→ **PROBLEM**: Copy out, without alteration, the stretch of the listing from its opening line through the line containing "streamline-arrow-19 xyxy=(1219,361,1230,368)", both included.
****************
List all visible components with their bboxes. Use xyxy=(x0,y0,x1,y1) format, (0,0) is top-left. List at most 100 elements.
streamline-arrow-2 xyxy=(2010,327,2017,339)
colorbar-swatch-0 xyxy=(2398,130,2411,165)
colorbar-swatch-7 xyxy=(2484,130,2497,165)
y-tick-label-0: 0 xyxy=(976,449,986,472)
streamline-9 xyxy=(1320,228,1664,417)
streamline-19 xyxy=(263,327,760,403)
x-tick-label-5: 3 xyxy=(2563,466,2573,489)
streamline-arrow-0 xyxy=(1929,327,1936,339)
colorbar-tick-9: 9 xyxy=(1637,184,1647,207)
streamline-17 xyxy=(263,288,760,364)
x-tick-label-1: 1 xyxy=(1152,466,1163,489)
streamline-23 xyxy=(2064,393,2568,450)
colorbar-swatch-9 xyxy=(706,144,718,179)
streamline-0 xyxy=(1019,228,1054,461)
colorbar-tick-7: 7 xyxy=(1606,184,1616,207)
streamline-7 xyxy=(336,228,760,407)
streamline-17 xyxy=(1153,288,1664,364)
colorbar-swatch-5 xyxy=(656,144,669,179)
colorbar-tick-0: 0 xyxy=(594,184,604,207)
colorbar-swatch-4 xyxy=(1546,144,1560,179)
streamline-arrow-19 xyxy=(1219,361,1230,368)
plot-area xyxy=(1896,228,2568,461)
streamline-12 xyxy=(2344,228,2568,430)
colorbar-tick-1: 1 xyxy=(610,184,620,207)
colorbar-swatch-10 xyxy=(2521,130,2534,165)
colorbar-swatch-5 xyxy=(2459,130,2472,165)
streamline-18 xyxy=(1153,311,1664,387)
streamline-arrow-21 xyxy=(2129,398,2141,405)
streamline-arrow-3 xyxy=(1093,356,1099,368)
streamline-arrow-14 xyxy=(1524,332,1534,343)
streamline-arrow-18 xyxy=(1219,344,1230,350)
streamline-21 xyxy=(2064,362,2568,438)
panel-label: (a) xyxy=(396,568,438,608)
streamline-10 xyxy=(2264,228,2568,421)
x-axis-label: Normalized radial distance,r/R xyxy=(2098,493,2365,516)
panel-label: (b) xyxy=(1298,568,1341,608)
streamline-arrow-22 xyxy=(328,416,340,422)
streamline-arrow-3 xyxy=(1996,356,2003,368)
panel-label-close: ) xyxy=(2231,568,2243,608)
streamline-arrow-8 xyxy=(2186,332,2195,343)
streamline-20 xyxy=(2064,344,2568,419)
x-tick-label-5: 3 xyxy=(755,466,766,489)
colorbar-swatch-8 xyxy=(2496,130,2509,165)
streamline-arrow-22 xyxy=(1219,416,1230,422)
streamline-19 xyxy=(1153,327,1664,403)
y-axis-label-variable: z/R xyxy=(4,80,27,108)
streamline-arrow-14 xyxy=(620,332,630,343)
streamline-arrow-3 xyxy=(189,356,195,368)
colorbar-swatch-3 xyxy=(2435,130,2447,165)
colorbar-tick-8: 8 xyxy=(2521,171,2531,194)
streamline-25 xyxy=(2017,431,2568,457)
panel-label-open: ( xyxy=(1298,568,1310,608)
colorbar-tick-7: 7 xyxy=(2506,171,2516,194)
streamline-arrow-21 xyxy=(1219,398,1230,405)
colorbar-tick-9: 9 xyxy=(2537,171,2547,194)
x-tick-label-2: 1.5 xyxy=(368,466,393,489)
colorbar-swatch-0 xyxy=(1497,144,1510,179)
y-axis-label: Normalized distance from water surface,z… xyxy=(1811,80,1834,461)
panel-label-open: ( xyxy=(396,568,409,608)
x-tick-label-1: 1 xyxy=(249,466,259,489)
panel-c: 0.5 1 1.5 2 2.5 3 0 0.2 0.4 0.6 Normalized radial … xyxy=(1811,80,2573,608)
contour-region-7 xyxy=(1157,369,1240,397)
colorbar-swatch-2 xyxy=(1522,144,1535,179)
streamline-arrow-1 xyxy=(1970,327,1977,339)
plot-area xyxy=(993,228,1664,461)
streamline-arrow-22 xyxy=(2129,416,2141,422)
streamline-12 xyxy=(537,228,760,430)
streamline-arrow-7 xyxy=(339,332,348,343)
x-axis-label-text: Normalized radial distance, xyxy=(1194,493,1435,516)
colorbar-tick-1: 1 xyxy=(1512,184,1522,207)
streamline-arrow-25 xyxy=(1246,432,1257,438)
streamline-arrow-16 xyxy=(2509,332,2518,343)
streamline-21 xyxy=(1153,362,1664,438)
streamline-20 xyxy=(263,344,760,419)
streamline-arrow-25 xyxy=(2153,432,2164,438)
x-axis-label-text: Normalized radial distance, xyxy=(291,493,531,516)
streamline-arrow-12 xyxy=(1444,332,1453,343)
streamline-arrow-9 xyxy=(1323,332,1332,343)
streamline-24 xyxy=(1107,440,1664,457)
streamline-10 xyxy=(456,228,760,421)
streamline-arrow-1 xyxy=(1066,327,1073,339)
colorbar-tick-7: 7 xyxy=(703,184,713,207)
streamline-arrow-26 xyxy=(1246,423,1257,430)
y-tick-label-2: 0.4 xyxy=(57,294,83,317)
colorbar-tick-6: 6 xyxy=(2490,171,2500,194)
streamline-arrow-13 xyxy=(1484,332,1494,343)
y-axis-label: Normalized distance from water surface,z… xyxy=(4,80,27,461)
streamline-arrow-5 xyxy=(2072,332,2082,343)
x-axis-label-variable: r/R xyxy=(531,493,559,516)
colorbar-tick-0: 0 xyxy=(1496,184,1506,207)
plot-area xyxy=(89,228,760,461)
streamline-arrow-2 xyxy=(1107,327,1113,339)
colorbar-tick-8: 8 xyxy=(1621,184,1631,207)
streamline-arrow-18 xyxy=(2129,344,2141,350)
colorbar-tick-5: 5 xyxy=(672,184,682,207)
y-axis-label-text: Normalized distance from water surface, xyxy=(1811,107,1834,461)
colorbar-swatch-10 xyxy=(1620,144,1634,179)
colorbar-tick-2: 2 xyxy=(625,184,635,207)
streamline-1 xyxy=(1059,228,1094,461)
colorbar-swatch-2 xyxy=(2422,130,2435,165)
****************
→ **ANSWER FOR THIS EXERCISE**:
List all visible components with their bboxes. Use xyxy=(x0,y0,x1,y1) format, (0,0) is top-left. List at most 100 elements.
streamline-arrow-2 xyxy=(2010,327,2017,339)
colorbar-swatch-0 xyxy=(2398,130,2411,165)
colorbar-swatch-7 xyxy=(2484,130,2497,165)
y-tick-label-0: 0 xyxy=(976,449,986,472)
streamline-9 xyxy=(1320,228,1664,417)
streamline-19 xyxy=(263,327,760,403)
x-tick-label-5: 3 xyxy=(2563,466,2573,489)
streamline-arrow-0 xyxy=(1929,327,1936,339)
colorbar-tick-9: 9 xyxy=(1637,184,1647,207)
streamline-17 xyxy=(263,288,760,364)
x-tick-label-1: 1 xyxy=(1152,466,1163,489)
streamline-23 xyxy=(2064,393,2568,450)
colorbar-swatch-9 xyxy=(706,144,718,179)
streamline-0 xyxy=(1019,228,1054,461)
colorbar-tick-7: 7 xyxy=(1606,184,1616,207)
streamline-7 xyxy=(336,228,760,407)
streamline-17 xyxy=(1153,288,1664,364)
colorbar-swatch-5 xyxy=(656,144,669,179)
colorbar-tick-0: 0 xyxy=(594,184,604,207)
colorbar-swatch-4 xyxy=(1546,144,1560,179)
streamline-arrow-19 xyxy=(1219,361,1230,368)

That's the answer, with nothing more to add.